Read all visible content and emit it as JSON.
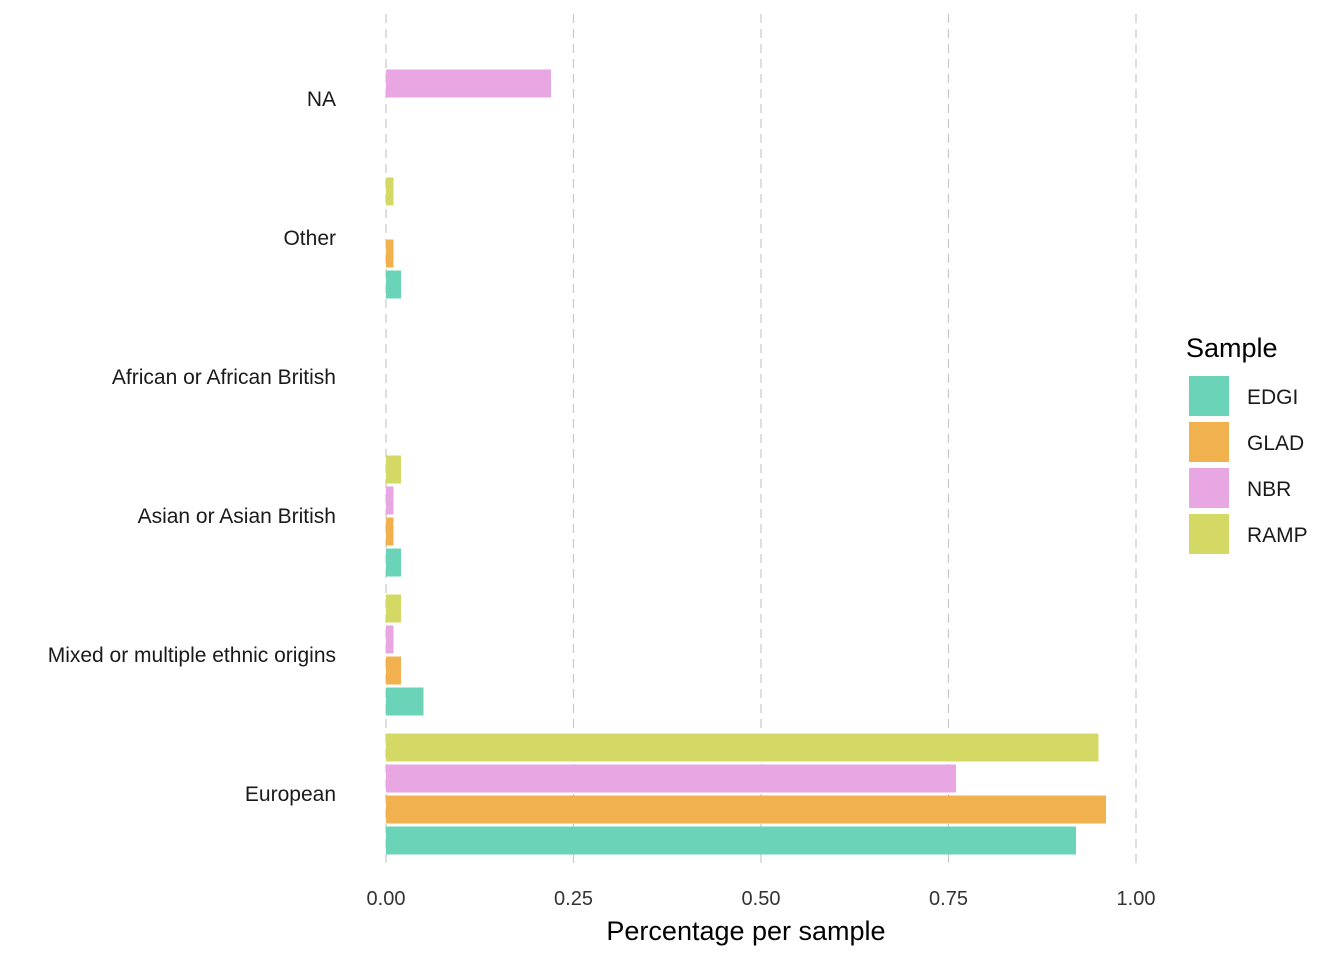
{
  "chart_data": {
    "type": "bar",
    "orientation": "horizontal",
    "categories": [
      "European",
      "Mixed or multiple ethnic origins",
      "Asian or Asian British",
      "African or African British",
      "Other",
      "NA"
    ],
    "series": [
      {
        "name": "EDGI",
        "color": "#6AD3B8",
        "values": [
          0.92,
          0.05,
          0.02,
          0.0,
          0.02,
          0.0
        ]
      },
      {
        "name": "GLAD",
        "color": "#F2B14F",
        "values": [
          0.96,
          0.02,
          0.01,
          0.0,
          0.01,
          0.0
        ]
      },
      {
        "name": "NBR",
        "color": "#E8A6E3",
        "values": [
          0.76,
          0.01,
          0.01,
          0.0,
          0.0,
          0.22
        ]
      },
      {
        "name": "RAMP",
        "color": "#D4D864",
        "values": [
          0.95,
          0.02,
          0.02,
          0.0,
          0.01,
          0.0
        ]
      }
    ],
    "xlabel": "Percentage per sample",
    "ylabel": "",
    "xlim": [
      0,
      1
    ],
    "xticks": [
      "0.00",
      "0.25",
      "0.50",
      "0.75",
      "1.00"
    ],
    "grid": "vertical dashed",
    "legend": {
      "title": "Sample",
      "position": "right"
    }
  }
}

▬▬▬

Gather up every line from the listing above in which the word "name" occurs.

        "name": "EDGI",
        "name": "GLAD",
        "name": "NBR",
        "name": "RAMP",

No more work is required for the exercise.